>> begin

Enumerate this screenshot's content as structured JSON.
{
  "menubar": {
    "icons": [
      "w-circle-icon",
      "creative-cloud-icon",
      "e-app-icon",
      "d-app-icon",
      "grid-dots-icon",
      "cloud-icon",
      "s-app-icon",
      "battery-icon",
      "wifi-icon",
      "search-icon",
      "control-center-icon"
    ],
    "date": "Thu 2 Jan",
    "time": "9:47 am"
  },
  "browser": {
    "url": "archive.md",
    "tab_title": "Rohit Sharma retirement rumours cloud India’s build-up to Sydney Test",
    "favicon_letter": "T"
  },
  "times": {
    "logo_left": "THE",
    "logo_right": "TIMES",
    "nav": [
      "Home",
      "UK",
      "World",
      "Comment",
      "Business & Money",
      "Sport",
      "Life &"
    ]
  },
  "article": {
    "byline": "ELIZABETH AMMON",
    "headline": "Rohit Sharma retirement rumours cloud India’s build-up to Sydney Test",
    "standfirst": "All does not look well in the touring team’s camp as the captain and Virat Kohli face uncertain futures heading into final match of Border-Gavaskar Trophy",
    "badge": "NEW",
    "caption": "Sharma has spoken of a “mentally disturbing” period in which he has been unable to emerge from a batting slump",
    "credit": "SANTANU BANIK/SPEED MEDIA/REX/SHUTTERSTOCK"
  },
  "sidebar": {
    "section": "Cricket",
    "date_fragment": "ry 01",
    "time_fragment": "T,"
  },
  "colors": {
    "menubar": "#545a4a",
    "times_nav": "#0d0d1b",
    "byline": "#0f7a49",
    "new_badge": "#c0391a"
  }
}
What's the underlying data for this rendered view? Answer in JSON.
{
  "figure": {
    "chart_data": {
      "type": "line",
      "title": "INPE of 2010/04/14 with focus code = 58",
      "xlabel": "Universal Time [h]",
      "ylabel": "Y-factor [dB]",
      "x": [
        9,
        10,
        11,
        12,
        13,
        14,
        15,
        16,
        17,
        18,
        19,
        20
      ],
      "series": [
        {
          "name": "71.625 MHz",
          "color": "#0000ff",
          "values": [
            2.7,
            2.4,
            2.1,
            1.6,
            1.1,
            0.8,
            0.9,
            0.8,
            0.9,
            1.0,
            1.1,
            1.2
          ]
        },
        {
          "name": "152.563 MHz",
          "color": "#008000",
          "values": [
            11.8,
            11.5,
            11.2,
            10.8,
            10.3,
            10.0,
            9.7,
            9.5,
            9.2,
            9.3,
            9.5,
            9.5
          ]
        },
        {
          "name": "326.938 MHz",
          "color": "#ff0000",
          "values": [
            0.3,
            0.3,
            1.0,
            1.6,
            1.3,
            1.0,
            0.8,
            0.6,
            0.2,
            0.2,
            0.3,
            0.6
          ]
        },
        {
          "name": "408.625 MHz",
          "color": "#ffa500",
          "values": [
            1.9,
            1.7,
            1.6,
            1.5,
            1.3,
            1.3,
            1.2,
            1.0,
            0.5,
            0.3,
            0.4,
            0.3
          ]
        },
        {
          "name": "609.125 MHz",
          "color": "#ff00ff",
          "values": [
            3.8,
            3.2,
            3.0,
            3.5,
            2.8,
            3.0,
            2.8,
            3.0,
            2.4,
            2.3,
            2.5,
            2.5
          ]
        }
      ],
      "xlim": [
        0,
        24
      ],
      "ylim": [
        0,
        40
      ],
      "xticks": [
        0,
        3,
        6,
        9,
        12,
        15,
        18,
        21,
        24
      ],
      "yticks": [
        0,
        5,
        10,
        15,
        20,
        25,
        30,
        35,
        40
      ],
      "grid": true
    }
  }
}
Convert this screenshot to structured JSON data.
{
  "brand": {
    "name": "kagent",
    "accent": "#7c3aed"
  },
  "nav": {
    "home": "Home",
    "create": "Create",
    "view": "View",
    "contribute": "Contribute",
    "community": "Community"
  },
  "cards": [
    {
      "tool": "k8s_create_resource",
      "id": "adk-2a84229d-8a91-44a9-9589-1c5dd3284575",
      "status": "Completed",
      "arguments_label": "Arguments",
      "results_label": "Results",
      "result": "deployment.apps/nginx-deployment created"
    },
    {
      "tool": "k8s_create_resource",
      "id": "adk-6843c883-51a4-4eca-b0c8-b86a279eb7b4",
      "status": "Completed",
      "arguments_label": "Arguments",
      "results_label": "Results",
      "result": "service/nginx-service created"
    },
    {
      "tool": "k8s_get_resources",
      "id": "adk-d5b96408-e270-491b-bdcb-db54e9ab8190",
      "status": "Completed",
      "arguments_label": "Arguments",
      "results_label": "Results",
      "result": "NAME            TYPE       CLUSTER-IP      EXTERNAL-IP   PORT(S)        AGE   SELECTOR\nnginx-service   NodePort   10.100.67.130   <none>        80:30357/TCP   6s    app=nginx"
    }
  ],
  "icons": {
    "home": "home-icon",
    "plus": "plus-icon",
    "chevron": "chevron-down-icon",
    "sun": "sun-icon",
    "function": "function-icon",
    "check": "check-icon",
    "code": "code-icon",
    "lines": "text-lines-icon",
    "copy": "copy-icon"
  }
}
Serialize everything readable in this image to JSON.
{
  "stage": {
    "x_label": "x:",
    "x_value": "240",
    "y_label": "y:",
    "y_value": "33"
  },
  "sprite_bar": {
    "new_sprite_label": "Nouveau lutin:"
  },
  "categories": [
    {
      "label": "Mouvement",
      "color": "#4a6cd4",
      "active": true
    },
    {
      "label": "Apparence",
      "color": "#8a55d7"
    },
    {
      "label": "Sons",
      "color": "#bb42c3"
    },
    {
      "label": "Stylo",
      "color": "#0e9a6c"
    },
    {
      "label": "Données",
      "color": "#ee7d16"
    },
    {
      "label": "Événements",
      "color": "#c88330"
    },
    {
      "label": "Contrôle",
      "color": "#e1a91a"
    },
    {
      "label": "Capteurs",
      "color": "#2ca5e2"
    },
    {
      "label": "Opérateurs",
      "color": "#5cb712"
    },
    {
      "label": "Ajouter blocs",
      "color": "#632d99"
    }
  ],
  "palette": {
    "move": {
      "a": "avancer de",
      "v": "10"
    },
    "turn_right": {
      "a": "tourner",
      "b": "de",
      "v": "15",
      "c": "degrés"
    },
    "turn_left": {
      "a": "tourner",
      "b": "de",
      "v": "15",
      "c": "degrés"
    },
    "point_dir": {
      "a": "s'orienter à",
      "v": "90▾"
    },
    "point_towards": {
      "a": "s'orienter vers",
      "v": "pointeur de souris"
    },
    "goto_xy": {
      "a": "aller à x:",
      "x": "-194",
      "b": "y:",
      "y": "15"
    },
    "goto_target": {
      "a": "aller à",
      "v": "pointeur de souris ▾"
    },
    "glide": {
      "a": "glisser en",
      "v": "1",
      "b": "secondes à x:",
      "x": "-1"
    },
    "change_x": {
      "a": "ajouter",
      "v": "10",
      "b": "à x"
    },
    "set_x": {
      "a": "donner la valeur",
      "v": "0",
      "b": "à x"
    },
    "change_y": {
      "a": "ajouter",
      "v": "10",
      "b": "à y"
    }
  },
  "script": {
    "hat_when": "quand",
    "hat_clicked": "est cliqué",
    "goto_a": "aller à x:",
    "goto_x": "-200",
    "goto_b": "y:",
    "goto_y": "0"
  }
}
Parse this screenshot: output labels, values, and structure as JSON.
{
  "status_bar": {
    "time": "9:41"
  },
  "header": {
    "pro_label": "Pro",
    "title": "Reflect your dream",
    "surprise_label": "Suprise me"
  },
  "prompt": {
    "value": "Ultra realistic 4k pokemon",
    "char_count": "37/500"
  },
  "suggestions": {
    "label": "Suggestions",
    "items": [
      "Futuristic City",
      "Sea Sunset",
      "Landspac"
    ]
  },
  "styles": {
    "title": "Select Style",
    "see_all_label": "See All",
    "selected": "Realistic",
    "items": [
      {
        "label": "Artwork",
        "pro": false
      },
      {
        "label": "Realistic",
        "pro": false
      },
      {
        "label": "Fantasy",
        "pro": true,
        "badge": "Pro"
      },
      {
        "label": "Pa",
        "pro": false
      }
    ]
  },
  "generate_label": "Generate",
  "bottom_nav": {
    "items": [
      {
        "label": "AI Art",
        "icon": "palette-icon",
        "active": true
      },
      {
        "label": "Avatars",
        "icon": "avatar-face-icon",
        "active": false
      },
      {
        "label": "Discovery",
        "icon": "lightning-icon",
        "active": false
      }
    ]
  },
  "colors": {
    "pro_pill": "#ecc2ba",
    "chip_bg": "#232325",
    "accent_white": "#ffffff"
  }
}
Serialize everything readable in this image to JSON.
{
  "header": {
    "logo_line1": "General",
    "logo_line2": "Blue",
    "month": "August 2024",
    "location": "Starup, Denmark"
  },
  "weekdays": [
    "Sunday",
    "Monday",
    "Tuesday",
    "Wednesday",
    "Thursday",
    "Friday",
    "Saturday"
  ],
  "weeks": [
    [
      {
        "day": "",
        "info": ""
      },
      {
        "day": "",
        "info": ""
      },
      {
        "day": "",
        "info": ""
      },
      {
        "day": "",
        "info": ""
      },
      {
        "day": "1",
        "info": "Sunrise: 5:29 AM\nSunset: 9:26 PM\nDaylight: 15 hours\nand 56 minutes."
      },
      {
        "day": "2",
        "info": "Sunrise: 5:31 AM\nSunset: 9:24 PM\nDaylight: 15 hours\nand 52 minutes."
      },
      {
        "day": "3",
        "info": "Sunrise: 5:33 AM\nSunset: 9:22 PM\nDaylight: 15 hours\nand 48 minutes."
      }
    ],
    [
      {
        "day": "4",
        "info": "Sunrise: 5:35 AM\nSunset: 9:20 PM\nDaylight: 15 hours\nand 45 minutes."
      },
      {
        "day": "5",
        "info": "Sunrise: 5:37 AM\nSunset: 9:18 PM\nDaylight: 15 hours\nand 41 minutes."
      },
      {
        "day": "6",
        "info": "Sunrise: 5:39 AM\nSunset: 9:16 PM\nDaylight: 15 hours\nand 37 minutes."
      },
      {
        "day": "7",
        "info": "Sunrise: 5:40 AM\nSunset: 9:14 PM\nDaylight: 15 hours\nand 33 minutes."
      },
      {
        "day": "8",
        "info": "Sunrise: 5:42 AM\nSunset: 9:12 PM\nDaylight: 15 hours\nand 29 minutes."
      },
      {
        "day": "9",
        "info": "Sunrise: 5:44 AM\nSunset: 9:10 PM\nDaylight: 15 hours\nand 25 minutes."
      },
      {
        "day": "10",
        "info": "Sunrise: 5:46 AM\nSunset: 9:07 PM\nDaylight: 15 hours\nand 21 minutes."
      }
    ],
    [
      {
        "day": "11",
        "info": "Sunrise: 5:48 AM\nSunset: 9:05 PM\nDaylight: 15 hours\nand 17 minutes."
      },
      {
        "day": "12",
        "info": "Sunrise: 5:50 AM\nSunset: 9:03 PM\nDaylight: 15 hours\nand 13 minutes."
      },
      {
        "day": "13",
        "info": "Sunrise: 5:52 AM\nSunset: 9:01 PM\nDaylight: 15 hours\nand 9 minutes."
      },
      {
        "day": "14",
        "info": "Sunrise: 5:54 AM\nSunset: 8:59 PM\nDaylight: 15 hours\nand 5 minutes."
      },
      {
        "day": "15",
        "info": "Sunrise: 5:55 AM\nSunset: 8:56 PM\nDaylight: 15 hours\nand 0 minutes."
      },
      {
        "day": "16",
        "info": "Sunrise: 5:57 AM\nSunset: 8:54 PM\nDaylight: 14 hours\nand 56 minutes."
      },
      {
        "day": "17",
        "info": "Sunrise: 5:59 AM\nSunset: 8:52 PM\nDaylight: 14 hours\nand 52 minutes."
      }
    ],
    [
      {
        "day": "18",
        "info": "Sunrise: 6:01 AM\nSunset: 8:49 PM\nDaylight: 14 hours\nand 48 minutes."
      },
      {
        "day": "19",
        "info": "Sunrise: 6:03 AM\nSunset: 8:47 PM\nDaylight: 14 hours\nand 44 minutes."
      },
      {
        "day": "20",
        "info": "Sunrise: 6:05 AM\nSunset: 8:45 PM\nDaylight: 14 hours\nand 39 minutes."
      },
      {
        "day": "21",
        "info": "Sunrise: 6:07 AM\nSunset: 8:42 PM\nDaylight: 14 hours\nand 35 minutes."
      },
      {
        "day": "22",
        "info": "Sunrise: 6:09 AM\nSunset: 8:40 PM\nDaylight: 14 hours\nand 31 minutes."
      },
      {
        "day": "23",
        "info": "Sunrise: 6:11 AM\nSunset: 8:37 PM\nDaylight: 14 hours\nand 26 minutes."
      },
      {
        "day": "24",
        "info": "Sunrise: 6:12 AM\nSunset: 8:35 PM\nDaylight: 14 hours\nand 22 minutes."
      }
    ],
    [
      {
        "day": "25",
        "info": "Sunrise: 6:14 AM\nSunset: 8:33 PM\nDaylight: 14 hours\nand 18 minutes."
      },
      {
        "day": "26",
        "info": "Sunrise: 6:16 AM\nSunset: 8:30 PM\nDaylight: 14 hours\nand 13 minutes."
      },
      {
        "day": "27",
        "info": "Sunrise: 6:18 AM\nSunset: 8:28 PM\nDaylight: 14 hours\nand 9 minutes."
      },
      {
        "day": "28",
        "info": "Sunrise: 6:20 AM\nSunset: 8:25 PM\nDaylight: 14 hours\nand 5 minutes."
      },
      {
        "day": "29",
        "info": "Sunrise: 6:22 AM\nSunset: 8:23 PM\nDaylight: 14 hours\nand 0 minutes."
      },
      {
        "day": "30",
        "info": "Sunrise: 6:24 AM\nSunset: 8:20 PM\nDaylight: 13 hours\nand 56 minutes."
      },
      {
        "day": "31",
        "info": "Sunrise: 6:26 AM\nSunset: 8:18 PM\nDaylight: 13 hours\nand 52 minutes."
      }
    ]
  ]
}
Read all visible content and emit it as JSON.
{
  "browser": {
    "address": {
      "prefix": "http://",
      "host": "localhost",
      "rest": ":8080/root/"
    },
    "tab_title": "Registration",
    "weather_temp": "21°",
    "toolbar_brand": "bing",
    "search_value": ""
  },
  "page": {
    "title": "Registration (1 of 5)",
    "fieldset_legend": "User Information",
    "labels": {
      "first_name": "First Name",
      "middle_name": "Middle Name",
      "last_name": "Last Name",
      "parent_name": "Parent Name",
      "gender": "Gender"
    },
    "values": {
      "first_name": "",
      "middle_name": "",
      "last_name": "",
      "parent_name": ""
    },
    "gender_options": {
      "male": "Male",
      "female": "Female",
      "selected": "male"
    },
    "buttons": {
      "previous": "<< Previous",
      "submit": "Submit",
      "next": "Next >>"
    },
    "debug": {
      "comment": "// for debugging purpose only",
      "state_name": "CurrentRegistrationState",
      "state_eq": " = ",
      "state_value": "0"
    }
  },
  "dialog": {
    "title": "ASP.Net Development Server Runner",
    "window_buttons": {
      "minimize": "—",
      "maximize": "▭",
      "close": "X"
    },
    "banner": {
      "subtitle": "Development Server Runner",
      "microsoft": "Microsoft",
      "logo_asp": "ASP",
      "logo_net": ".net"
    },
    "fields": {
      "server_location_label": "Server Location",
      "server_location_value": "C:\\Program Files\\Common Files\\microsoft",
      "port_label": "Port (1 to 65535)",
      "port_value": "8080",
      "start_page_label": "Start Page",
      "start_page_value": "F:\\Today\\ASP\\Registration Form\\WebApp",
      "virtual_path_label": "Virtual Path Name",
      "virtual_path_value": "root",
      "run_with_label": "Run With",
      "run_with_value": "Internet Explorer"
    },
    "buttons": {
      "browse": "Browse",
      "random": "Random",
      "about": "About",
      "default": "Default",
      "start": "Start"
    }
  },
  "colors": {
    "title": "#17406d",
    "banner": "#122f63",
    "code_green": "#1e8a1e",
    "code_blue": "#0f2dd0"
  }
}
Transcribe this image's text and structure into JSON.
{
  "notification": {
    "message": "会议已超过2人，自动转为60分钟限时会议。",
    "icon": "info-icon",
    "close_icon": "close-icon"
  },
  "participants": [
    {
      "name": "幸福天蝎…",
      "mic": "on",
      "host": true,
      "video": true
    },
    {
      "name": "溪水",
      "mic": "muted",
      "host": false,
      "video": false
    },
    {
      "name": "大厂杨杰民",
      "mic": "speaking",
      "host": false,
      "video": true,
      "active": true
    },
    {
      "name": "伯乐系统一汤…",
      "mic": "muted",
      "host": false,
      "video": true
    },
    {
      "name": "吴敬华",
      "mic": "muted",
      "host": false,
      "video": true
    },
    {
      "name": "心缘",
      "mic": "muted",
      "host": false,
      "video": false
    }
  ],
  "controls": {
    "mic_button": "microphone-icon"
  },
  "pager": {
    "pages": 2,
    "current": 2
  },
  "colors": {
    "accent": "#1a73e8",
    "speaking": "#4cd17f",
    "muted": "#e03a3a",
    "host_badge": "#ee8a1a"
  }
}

>> end

## WORK TO DO:
All lines from the one that contains "Transcribe this image's" through the end of the material are to be quoted exactly, with both ends included.

## THE RESULT:
Transcribe this image's text and structure into JSON.
{
  "notification": {
    "message": "会议已超过2人，自动转为60分钟限时会议。",
    "icon": "info-icon",
    "close_icon": "close-icon"
  },
  "participants": [
    {
      "name": "幸福天蝎…",
      "mic": "on",
      "host": true,
      "video": true
    },
    {
      "name": "溪水",
      "mic": "muted",
      "host": false,
      "video": false
    },
    {
      "name": "大厂杨杰民",
      "mic": "speaking",
      "host": false,
      "video": true,
      "active": true
    },
    {
      "name": "伯乐系统一汤…",
      "mic": "muted",
      "host": false,
      "video": true
    },
    {
      "name": "吴敬华",
      "mic": "muted",
      "host": false,
      "video": true
    },
    {
      "name": "心缘",
      "mic": "muted",
      "host": false,
      "video": false
    }
  ],
  "controls": {
    "mic_button": "microphone-icon"
  },
  "pager": {
    "pages": 2,
    "current": 2
  },
  "colors": {
    "accent": "#1a73e8",
    "speaking": "#4cd17f",
    "muted": "#e03a3a",
    "host_badge": "#ee8a1a"
  }
}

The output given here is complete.